** Problem **
Copy each line below exactly and leave the pictures out.

==== Material for this task

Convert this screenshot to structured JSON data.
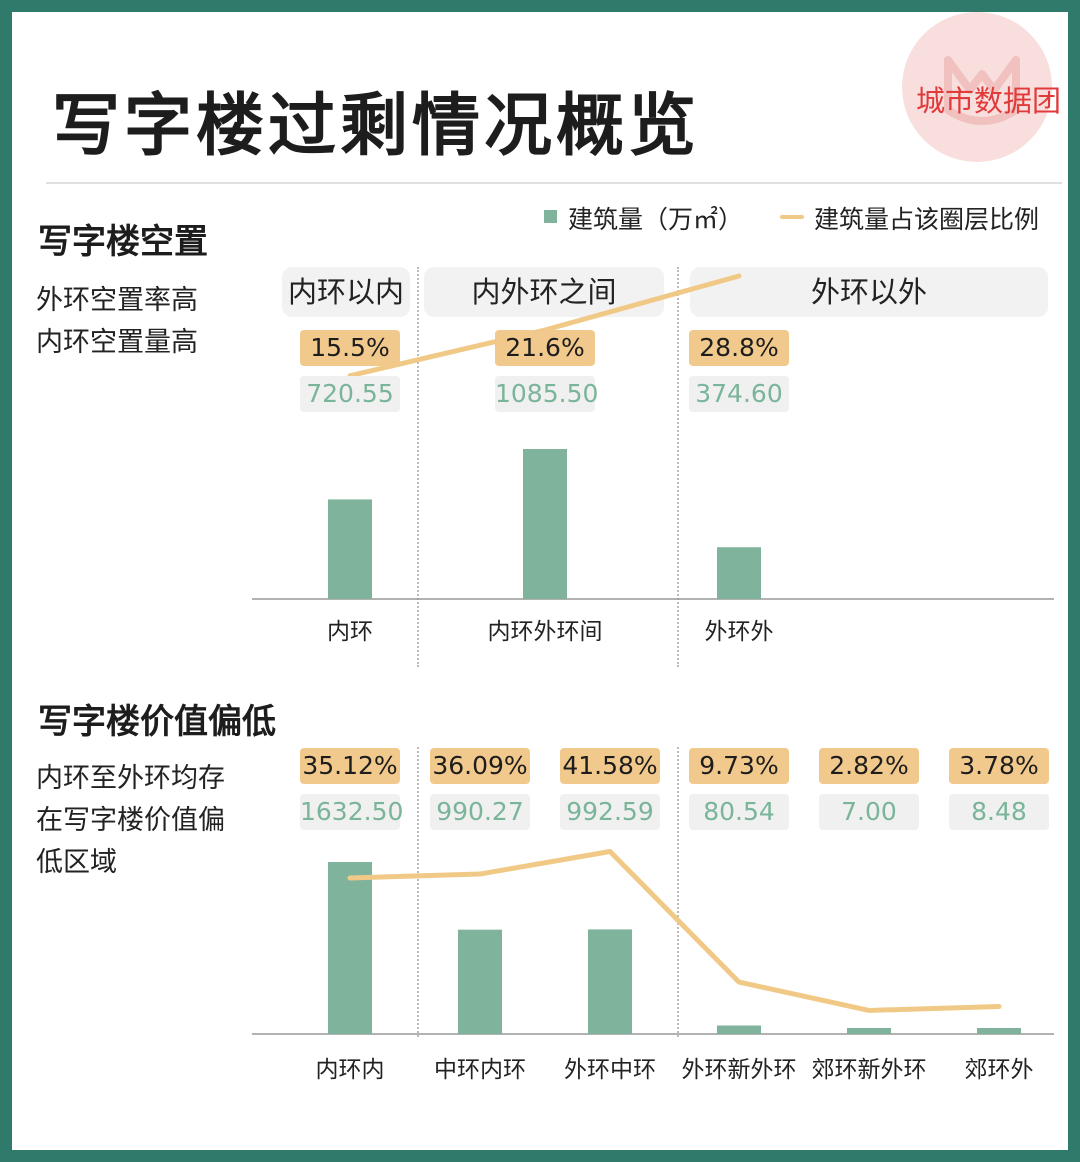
{
  "title": "写字楼过剩情况概览",
  "brand": "城市数据团",
  "colors": {
    "bar": "#7fb39b",
    "line": "#f1c987",
    "frame": "#2f7a6a"
  },
  "legend": {
    "bar_label": "建筑量（万㎡）",
    "line_label": "建筑量占该圈层比例"
  },
  "section1": {
    "title": "写字楼空置",
    "note": "外环空置率高\n内环空置量高",
    "zones": [
      "内环以内",
      "内外环之间",
      "外环以外"
    ]
  },
  "section2": {
    "title": "写字楼价值偏低",
    "note": "内环至外环均存\n在写字楼价值偏\n低区域"
  },
  "chart_data": [
    {
      "type": "bar",
      "categories": [
        "内环",
        "内环外环间",
        "外环外"
      ],
      "series": [
        {
          "name": "建筑量（万㎡）",
          "values": [
            720.55,
            1085.5,
            374.6
          ],
          "labels": [
            "720.55",
            "1085.50",
            "374.60"
          ]
        },
        {
          "name": "建筑量占该圈层比例",
          "values": [
            15.5,
            21.6,
            28.8
          ],
          "labels": [
            "15.5%",
            "21.6%",
            "28.8%"
          ]
        }
      ]
    },
    {
      "type": "bar",
      "categories": [
        "内环内",
        "中环内环",
        "外环中环",
        "外环新外环",
        "郊环新外环",
        "郊环外"
      ],
      "series": [
        {
          "name": "建筑量（万㎡）",
          "values": [
            1632.5,
            990.27,
            992.59,
            80.54,
            7.0,
            8.48
          ],
          "labels": [
            "1632.50",
            "990.27",
            "992.59",
            "80.54",
            "7.00",
            "8.48"
          ]
        },
        {
          "name": "建筑量占该圈层比例",
          "values": [
            35.12,
            36.09,
            41.58,
            9.73,
            2.82,
            3.78
          ],
          "labels": [
            "35.12%",
            "36.09%",
            "41.58%",
            "9.73%",
            "2.82%",
            "3.78%"
          ]
        }
      ]
    }
  ]
}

========

** Result below **
Convert this screenshot to structured JSON data.
{
  "title": "写字楼过剩情况概览",
  "brand": "城市数据团",
  "colors": {
    "bar": "#7fb39b",
    "line": "#f1c987",
    "frame": "#2f7a6a"
  },
  "legend": {
    "bar_label": "建筑量（万㎡）",
    "line_label": "建筑量占该圈层比例"
  },
  "section1": {
    "title": "写字楼空置",
    "note": "外环空置率高\n内环空置量高",
    "zones": [
      "内环以内",
      "内外环之间",
      "外环以外"
    ]
  },
  "section2": {
    "title": "写字楼价值偏低",
    "note": "内环至外环均存\n在写字楼价值偏\n低区域"
  },
  "chart_data": [
    {
      "type": "bar",
      "categories": [
        "内环",
        "内环外环间",
        "外环外"
      ],
      "series": [
        {
          "name": "建筑量（万㎡）",
          "values": [
            720.55,
            1085.5,
            374.6
          ],
          "labels": [
            "720.55",
            "1085.50",
            "374.60"
          ]
        },
        {
          "name": "建筑量占该圈层比例",
          "values": [
            15.5,
            21.6,
            28.8
          ],
          "labels": [
            "15.5%",
            "21.6%",
            "28.8%"
          ]
        }
      ]
    },
    {
      "type": "bar",
      "categories": [
        "内环内",
        "中环内环",
        "外环中环",
        "外环新外环",
        "郊环新外环",
        "郊环外"
      ],
      "series": [
        {
          "name": "建筑量（万㎡）",
          "values": [
            1632.5,
            990.27,
            992.59,
            80.54,
            7.0,
            8.48
          ],
          "labels": [
            "1632.50",
            "990.27",
            "992.59",
            "80.54",
            "7.00",
            "8.48"
          ]
        },
        {
          "name": "建筑量占该圈层比例",
          "values": [
            35.12,
            36.09,
            41.58,
            9.73,
            2.82,
            3.78
          ],
          "labels": [
            "35.12%",
            "36.09%",
            "41.58%",
            "9.73%",
            "2.82%",
            "3.78%"
          ]
        }
      ]
    }
  ]
}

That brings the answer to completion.